TO BE DONE: Convert the material from the line with "What elements are" up to and including the line with "- staticText: 高风险: [58, 296, 118, 321]" into a two-column CSV with the headers instruction and output. Give one row for each instruction and the answer after it, with each value in a single quoted field, line breaks replaced by spaces, and the pictures left out.

INPUT MATERIAL:
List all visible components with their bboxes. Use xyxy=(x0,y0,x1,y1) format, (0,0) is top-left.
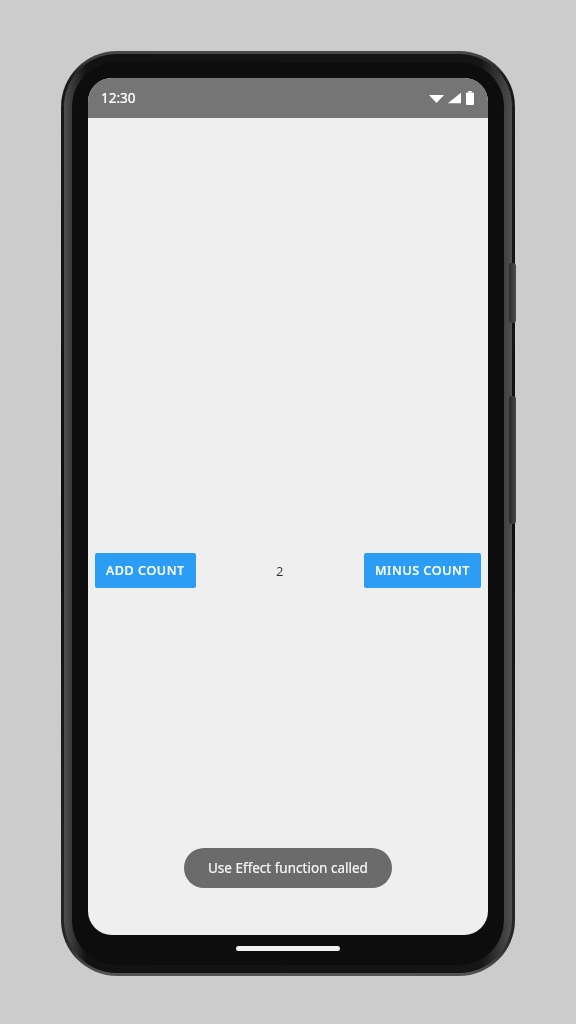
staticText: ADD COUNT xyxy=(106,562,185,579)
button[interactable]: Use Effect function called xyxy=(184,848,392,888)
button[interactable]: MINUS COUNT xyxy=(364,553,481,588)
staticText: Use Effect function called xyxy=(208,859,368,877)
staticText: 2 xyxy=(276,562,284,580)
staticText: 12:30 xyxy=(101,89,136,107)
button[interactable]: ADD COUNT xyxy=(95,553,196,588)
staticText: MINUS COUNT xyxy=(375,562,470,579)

* * *

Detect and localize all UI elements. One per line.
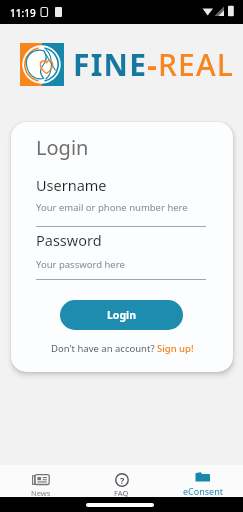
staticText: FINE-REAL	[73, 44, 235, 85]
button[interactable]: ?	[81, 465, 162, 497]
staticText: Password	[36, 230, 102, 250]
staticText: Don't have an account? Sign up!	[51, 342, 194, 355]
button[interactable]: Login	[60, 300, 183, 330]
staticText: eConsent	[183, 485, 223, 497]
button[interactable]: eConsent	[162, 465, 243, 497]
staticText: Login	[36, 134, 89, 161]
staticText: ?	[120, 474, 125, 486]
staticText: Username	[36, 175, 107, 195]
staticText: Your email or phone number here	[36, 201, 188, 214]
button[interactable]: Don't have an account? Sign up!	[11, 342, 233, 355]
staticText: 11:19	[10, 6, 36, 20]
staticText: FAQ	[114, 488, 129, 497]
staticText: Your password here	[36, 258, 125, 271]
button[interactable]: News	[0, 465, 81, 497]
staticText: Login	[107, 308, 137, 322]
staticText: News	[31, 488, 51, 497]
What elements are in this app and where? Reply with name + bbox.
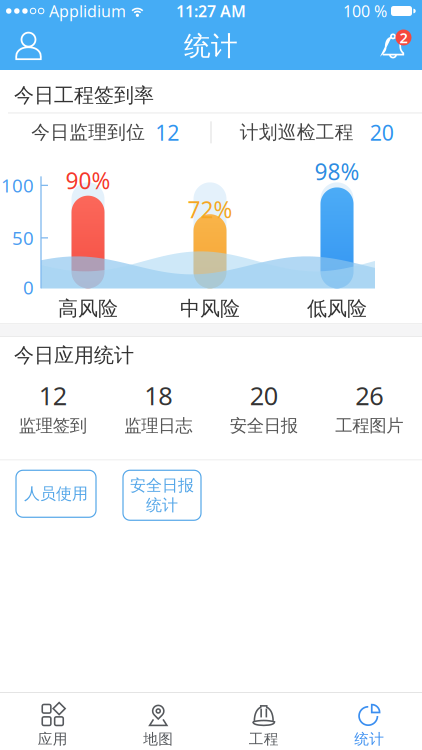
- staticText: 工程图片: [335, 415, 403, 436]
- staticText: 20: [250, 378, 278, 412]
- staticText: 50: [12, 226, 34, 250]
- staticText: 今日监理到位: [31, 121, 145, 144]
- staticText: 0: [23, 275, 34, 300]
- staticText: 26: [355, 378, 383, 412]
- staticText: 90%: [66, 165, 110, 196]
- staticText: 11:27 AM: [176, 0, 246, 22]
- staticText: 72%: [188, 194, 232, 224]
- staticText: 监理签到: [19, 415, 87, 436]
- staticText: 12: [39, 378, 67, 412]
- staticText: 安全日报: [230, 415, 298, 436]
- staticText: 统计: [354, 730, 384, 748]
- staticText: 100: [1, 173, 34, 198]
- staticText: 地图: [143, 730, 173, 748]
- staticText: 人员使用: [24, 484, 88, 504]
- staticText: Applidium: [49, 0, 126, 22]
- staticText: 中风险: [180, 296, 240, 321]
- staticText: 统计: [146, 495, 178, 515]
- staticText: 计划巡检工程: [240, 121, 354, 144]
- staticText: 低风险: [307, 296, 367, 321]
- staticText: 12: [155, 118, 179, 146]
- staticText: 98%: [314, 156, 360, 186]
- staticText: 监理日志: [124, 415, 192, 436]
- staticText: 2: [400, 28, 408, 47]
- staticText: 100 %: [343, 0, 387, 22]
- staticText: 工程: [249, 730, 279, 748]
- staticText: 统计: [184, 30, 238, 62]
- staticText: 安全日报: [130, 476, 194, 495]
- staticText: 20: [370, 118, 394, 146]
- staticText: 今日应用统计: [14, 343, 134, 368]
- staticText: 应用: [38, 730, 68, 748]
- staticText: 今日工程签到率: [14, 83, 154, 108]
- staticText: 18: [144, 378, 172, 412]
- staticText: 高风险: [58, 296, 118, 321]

ANSWER TO THE EXERCISE:
instruction,output
"What elements are in this app and where? Reply with name + bbox.","- staticText: 工程图片: [335, 415, 403, 436] - staticText: 20: [250, 378, 278, 412] - staticText: 50: [12, 226, 34, 250] - staticText: 今日监理到位: [31, 121, 145, 144] - staticText: 0: [23, 275, 34, 300] - staticText: 26: [355, 378, 383, 412] - staticText: 90%: [66, 165, 110, 196] - staticText: 11:27 AM: [176, 0, 246, 22] - staticText: 72%: [188, 194, 232, 224] - staticText: 监理签到: [19, 415, 87, 436] - staticText: 12: [39, 378, 67, 412] - staticText: 安全日报: [230, 415, 298, 436] - staticText: 统计: [354, 730, 384, 748] - staticText: 100: [1, 173, 34, 198] - staticText: 地图: [143, 730, 173, 748] - staticText: 人员使用: [24, 484, 88, 504] - staticText: Applidium: [49, 0, 126, 22] - staticText: 中风险: [180, 296, 240, 321] - staticText: 统计: [146, 495, 178, 515] - staticText: 计划巡检工程: [240, 121, 354, 144] - staticText: 低风险: [307, 296, 367, 321] - staticText: 12: [155, 118, 179, 146] - staticText: 98%: [314, 156, 360, 186] - staticText: 监理日志: [124, 415, 192, 436] - staticText: 2: [400, 28, 408, 47] - staticText: 100 %: [343, 0, 387, 22] - staticText: 工程: [249, 730, 279, 748] - staticText: 统计: [184, 30, 238, 62] - staticText: 安全日报: [130, 476, 194, 495] - staticText: 20: [370, 118, 394, 146] - staticText: 今日应用统计: [14, 343, 134, 368] - staticText: 应用: [38, 730, 68, 748] - staticText: 今日工程签到率: [14, 83, 154, 108] - staticText: 18: [144, 378, 172, 412] - staticText: 高风险: [58, 296, 118, 321]"